» TASK REQUIREMENTS
Each record that follows should be repeated exactly, minus any images.

» GIVEN RECORDS
————————

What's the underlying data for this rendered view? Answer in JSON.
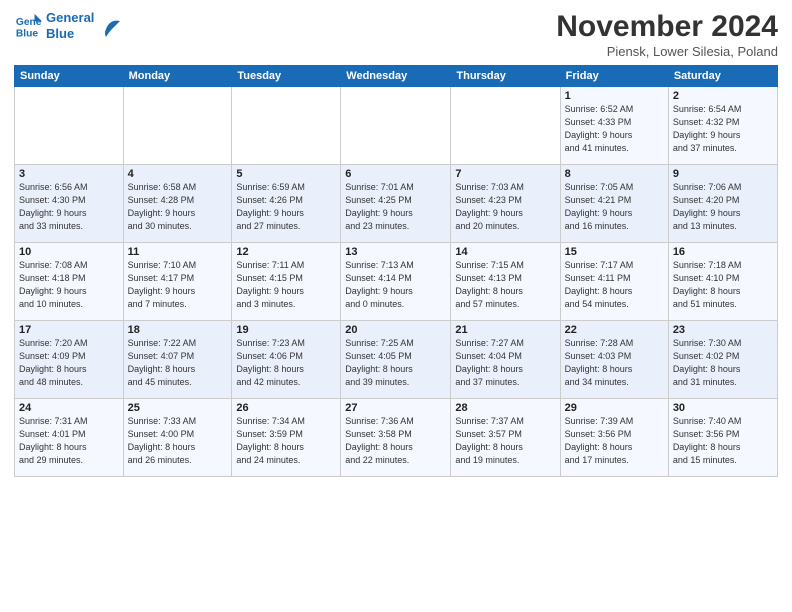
{
  "logo": {
    "line1": "General",
    "line2": "Blue"
  },
  "title": "November 2024",
  "subtitle": "Piensk, Lower Silesia, Poland",
  "headers": [
    "Sunday",
    "Monday",
    "Tuesday",
    "Wednesday",
    "Thursday",
    "Friday",
    "Saturday"
  ],
  "weeks": [
    [
      {
        "day": "",
        "info": ""
      },
      {
        "day": "",
        "info": ""
      },
      {
        "day": "",
        "info": ""
      },
      {
        "day": "",
        "info": ""
      },
      {
        "day": "",
        "info": ""
      },
      {
        "day": "1",
        "info": "Sunrise: 6:52 AM\nSunset: 4:33 PM\nDaylight: 9 hours\nand 41 minutes."
      },
      {
        "day": "2",
        "info": "Sunrise: 6:54 AM\nSunset: 4:32 PM\nDaylight: 9 hours\nand 37 minutes."
      }
    ],
    [
      {
        "day": "3",
        "info": "Sunrise: 6:56 AM\nSunset: 4:30 PM\nDaylight: 9 hours\nand 33 minutes."
      },
      {
        "day": "4",
        "info": "Sunrise: 6:58 AM\nSunset: 4:28 PM\nDaylight: 9 hours\nand 30 minutes."
      },
      {
        "day": "5",
        "info": "Sunrise: 6:59 AM\nSunset: 4:26 PM\nDaylight: 9 hours\nand 27 minutes."
      },
      {
        "day": "6",
        "info": "Sunrise: 7:01 AM\nSunset: 4:25 PM\nDaylight: 9 hours\nand 23 minutes."
      },
      {
        "day": "7",
        "info": "Sunrise: 7:03 AM\nSunset: 4:23 PM\nDaylight: 9 hours\nand 20 minutes."
      },
      {
        "day": "8",
        "info": "Sunrise: 7:05 AM\nSunset: 4:21 PM\nDaylight: 9 hours\nand 16 minutes."
      },
      {
        "day": "9",
        "info": "Sunrise: 7:06 AM\nSunset: 4:20 PM\nDaylight: 9 hours\nand 13 minutes."
      }
    ],
    [
      {
        "day": "10",
        "info": "Sunrise: 7:08 AM\nSunset: 4:18 PM\nDaylight: 9 hours\nand 10 minutes."
      },
      {
        "day": "11",
        "info": "Sunrise: 7:10 AM\nSunset: 4:17 PM\nDaylight: 9 hours\nand 7 minutes."
      },
      {
        "day": "12",
        "info": "Sunrise: 7:11 AM\nSunset: 4:15 PM\nDaylight: 9 hours\nand 3 minutes."
      },
      {
        "day": "13",
        "info": "Sunrise: 7:13 AM\nSunset: 4:14 PM\nDaylight: 9 hours\nand 0 minutes."
      },
      {
        "day": "14",
        "info": "Sunrise: 7:15 AM\nSunset: 4:13 PM\nDaylight: 8 hours\nand 57 minutes."
      },
      {
        "day": "15",
        "info": "Sunrise: 7:17 AM\nSunset: 4:11 PM\nDaylight: 8 hours\nand 54 minutes."
      },
      {
        "day": "16",
        "info": "Sunrise: 7:18 AM\nSunset: 4:10 PM\nDaylight: 8 hours\nand 51 minutes."
      }
    ],
    [
      {
        "day": "17",
        "info": "Sunrise: 7:20 AM\nSunset: 4:09 PM\nDaylight: 8 hours\nand 48 minutes."
      },
      {
        "day": "18",
        "info": "Sunrise: 7:22 AM\nSunset: 4:07 PM\nDaylight: 8 hours\nand 45 minutes."
      },
      {
        "day": "19",
        "info": "Sunrise: 7:23 AM\nSunset: 4:06 PM\nDaylight: 8 hours\nand 42 minutes."
      },
      {
        "day": "20",
        "info": "Sunrise: 7:25 AM\nSunset: 4:05 PM\nDaylight: 8 hours\nand 39 minutes."
      },
      {
        "day": "21",
        "info": "Sunrise: 7:27 AM\nSunset: 4:04 PM\nDaylight: 8 hours\nand 37 minutes."
      },
      {
        "day": "22",
        "info": "Sunrise: 7:28 AM\nSunset: 4:03 PM\nDaylight: 8 hours\nand 34 minutes."
      },
      {
        "day": "23",
        "info": "Sunrise: 7:30 AM\nSunset: 4:02 PM\nDaylight: 8 hours\nand 31 minutes."
      }
    ],
    [
      {
        "day": "24",
        "info": "Sunrise: 7:31 AM\nSunset: 4:01 PM\nDaylight: 8 hours\nand 29 minutes."
      },
      {
        "day": "25",
        "info": "Sunrise: 7:33 AM\nSunset: 4:00 PM\nDaylight: 8 hours\nand 26 minutes."
      },
      {
        "day": "26",
        "info": "Sunrise: 7:34 AM\nSunset: 3:59 PM\nDaylight: 8 hours\nand 24 minutes."
      },
      {
        "day": "27",
        "info": "Sunrise: 7:36 AM\nSunset: 3:58 PM\nDaylight: 8 hours\nand 22 minutes."
      },
      {
        "day": "28",
        "info": "Sunrise: 7:37 AM\nSunset: 3:57 PM\nDaylight: 8 hours\nand 19 minutes."
      },
      {
        "day": "29",
        "info": "Sunrise: 7:39 AM\nSunset: 3:56 PM\nDaylight: 8 hours\nand 17 minutes."
      },
      {
        "day": "30",
        "info": "Sunrise: 7:40 AM\nSunset: 3:56 PM\nDaylight: 8 hours\nand 15 minutes."
      }
    ]
  ]
}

————————

» EXERCISE RESPONSE
What's the underlying data for this rendered view? Answer in JSON.
{
  "logo": {
    "line1": "General",
    "line2": "Blue"
  },
  "title": "November 2024",
  "subtitle": "Piensk, Lower Silesia, Poland",
  "headers": [
    "Sunday",
    "Monday",
    "Tuesday",
    "Wednesday",
    "Thursday",
    "Friday",
    "Saturday"
  ],
  "weeks": [
    [
      {
        "day": "",
        "info": ""
      },
      {
        "day": "",
        "info": ""
      },
      {
        "day": "",
        "info": ""
      },
      {
        "day": "",
        "info": ""
      },
      {
        "day": "",
        "info": ""
      },
      {
        "day": "1",
        "info": "Sunrise: 6:52 AM\nSunset: 4:33 PM\nDaylight: 9 hours\nand 41 minutes."
      },
      {
        "day": "2",
        "info": "Sunrise: 6:54 AM\nSunset: 4:32 PM\nDaylight: 9 hours\nand 37 minutes."
      }
    ],
    [
      {
        "day": "3",
        "info": "Sunrise: 6:56 AM\nSunset: 4:30 PM\nDaylight: 9 hours\nand 33 minutes."
      },
      {
        "day": "4",
        "info": "Sunrise: 6:58 AM\nSunset: 4:28 PM\nDaylight: 9 hours\nand 30 minutes."
      },
      {
        "day": "5",
        "info": "Sunrise: 6:59 AM\nSunset: 4:26 PM\nDaylight: 9 hours\nand 27 minutes."
      },
      {
        "day": "6",
        "info": "Sunrise: 7:01 AM\nSunset: 4:25 PM\nDaylight: 9 hours\nand 23 minutes."
      },
      {
        "day": "7",
        "info": "Sunrise: 7:03 AM\nSunset: 4:23 PM\nDaylight: 9 hours\nand 20 minutes."
      },
      {
        "day": "8",
        "info": "Sunrise: 7:05 AM\nSunset: 4:21 PM\nDaylight: 9 hours\nand 16 minutes."
      },
      {
        "day": "9",
        "info": "Sunrise: 7:06 AM\nSunset: 4:20 PM\nDaylight: 9 hours\nand 13 minutes."
      }
    ],
    [
      {
        "day": "10",
        "info": "Sunrise: 7:08 AM\nSunset: 4:18 PM\nDaylight: 9 hours\nand 10 minutes."
      },
      {
        "day": "11",
        "info": "Sunrise: 7:10 AM\nSunset: 4:17 PM\nDaylight: 9 hours\nand 7 minutes."
      },
      {
        "day": "12",
        "info": "Sunrise: 7:11 AM\nSunset: 4:15 PM\nDaylight: 9 hours\nand 3 minutes."
      },
      {
        "day": "13",
        "info": "Sunrise: 7:13 AM\nSunset: 4:14 PM\nDaylight: 9 hours\nand 0 minutes."
      },
      {
        "day": "14",
        "info": "Sunrise: 7:15 AM\nSunset: 4:13 PM\nDaylight: 8 hours\nand 57 minutes."
      },
      {
        "day": "15",
        "info": "Sunrise: 7:17 AM\nSunset: 4:11 PM\nDaylight: 8 hours\nand 54 minutes."
      },
      {
        "day": "16",
        "info": "Sunrise: 7:18 AM\nSunset: 4:10 PM\nDaylight: 8 hours\nand 51 minutes."
      }
    ],
    [
      {
        "day": "17",
        "info": "Sunrise: 7:20 AM\nSunset: 4:09 PM\nDaylight: 8 hours\nand 48 minutes."
      },
      {
        "day": "18",
        "info": "Sunrise: 7:22 AM\nSunset: 4:07 PM\nDaylight: 8 hours\nand 45 minutes."
      },
      {
        "day": "19",
        "info": "Sunrise: 7:23 AM\nSunset: 4:06 PM\nDaylight: 8 hours\nand 42 minutes."
      },
      {
        "day": "20",
        "info": "Sunrise: 7:25 AM\nSunset: 4:05 PM\nDaylight: 8 hours\nand 39 minutes."
      },
      {
        "day": "21",
        "info": "Sunrise: 7:27 AM\nSunset: 4:04 PM\nDaylight: 8 hours\nand 37 minutes."
      },
      {
        "day": "22",
        "info": "Sunrise: 7:28 AM\nSunset: 4:03 PM\nDaylight: 8 hours\nand 34 minutes."
      },
      {
        "day": "23",
        "info": "Sunrise: 7:30 AM\nSunset: 4:02 PM\nDaylight: 8 hours\nand 31 minutes."
      }
    ],
    [
      {
        "day": "24",
        "info": "Sunrise: 7:31 AM\nSunset: 4:01 PM\nDaylight: 8 hours\nand 29 minutes."
      },
      {
        "day": "25",
        "info": "Sunrise: 7:33 AM\nSunset: 4:00 PM\nDaylight: 8 hours\nand 26 minutes."
      },
      {
        "day": "26",
        "info": "Sunrise: 7:34 AM\nSunset: 3:59 PM\nDaylight: 8 hours\nand 24 minutes."
      },
      {
        "day": "27",
        "info": "Sunrise: 7:36 AM\nSunset: 3:58 PM\nDaylight: 8 hours\nand 22 minutes."
      },
      {
        "day": "28",
        "info": "Sunrise: 7:37 AM\nSunset: 3:57 PM\nDaylight: 8 hours\nand 19 minutes."
      },
      {
        "day": "29",
        "info": "Sunrise: 7:39 AM\nSunset: 3:56 PM\nDaylight: 8 hours\nand 17 minutes."
      },
      {
        "day": "30",
        "info": "Sunrise: 7:40 AM\nSunset: 3:56 PM\nDaylight: 8 hours\nand 15 minutes."
      }
    ]
  ]
}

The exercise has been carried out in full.